Repeat each entry as written, dropping any picture you find.

========================================

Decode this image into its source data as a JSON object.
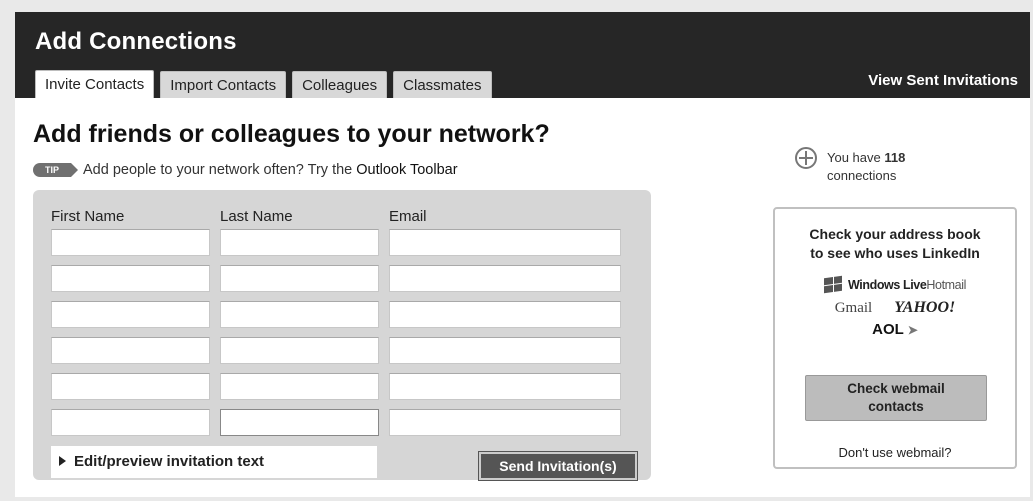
{
  "header": {
    "title": "Add Connections",
    "view_sent": "View Sent Invitations",
    "tabs": [
      {
        "label": "Invite Contacts",
        "active": true
      },
      {
        "label": "Import Contacts",
        "active": false
      },
      {
        "label": "Colleagues",
        "active": false
      },
      {
        "label": "Classmates",
        "active": false
      }
    ]
  },
  "main": {
    "title": "Add friends or colleagues to your network?",
    "tip_badge": "TIP",
    "tip_text": "Add people to your network often? Try the",
    "tip_link": "Outlook Toolbar"
  },
  "form": {
    "columns": {
      "first_name": "First Name",
      "last_name": "Last Name",
      "email": "Email"
    },
    "rows": 6,
    "edit_preview": "Edit/preview invitation text",
    "send_button": "Send Invitation(s)"
  },
  "sidebar": {
    "connections_prefix": "You have",
    "connections_count": "118",
    "connections_suffix": "connections",
    "box_title_line1": "Check your address book",
    "box_title_line2": "to see who uses LinkedIn",
    "providers": {
      "hotmail_bold": "Windows Live",
      "hotmail_light": "Hotmail",
      "gmail": "Gmail",
      "yahoo": "YAHOO!",
      "aol": "AOL"
    },
    "webmail_button_line1": "Check webmail",
    "webmail_button_line2": "contacts",
    "no_webmail": "Don't use webmail?"
  }
}
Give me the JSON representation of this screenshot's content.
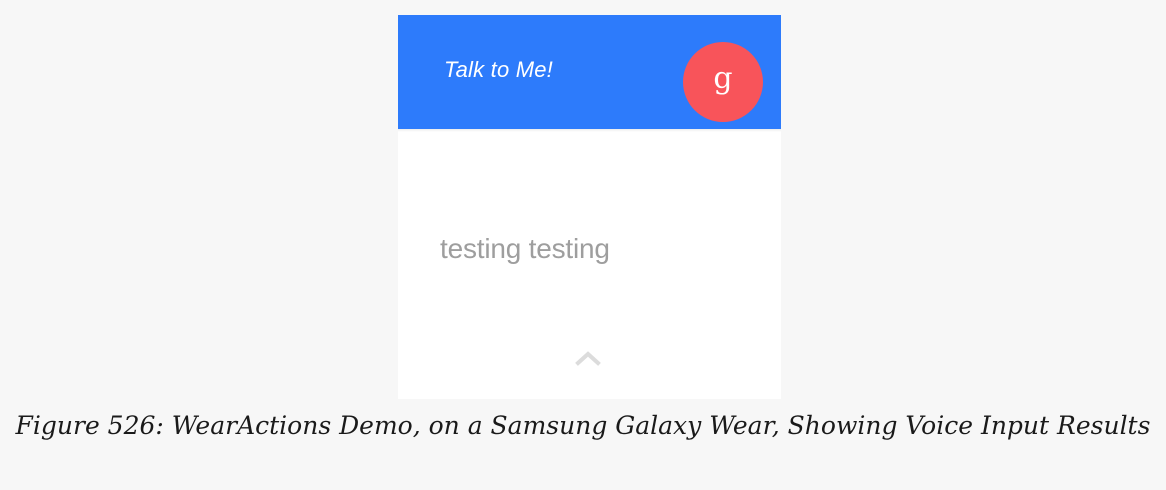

========================================

→ TASK ANSWER
Decode this image into its source data as a JSON object.
{
  "header": {
    "title": "Add Connections",
    "view_sent": "View Sent Invitations",
    "tabs": [
      {
        "label": "Invite Contacts",
        "active": true
      },
      {
        "label": "Import Contacts",
        "active": false
      },
      {
        "label": "Colleagues",
        "active": false
      },
      {
        "label": "Classmates",
        "active": false
      }
    ]
  },
  "main": {
    "title": "Add friends or colleagues to your network?",
    "tip_badge": "TIP",
    "tip_text": "Add people to your network often? Try the",
    "tip_link": "Outlook Toolbar"
  },
  "form": {
    "columns": {
      "first_name": "First Name",
      "last_name": "Last Name",
      "email": "Email"
    },
    "rows": 6,
    "edit_preview": "Edit/preview invitation text",
    "send_button": "Send Invitation(s)"
  },
  "sidebar": {
    "connections_prefix": "You have",
    "connections_count": "118",
    "connections_suffix": "connections",
    "box_title_line1": "Check your address book",
    "box_title_line2": "to see who uses LinkedIn",
    "providers": {
      "hotmail_bold": "Windows Live",
      "hotmail_light": "Hotmail",
      "gmail": "Gmail",
      "yahoo": "YAHOO!",
      "aol": "AOL"
    },
    "webmail_button_line1": "Check webmail",
    "webmail_button_line2": "contacts",
    "no_webmail": "Don't use webmail?"
  }
}
Give me the JSON representation of this screenshot's content.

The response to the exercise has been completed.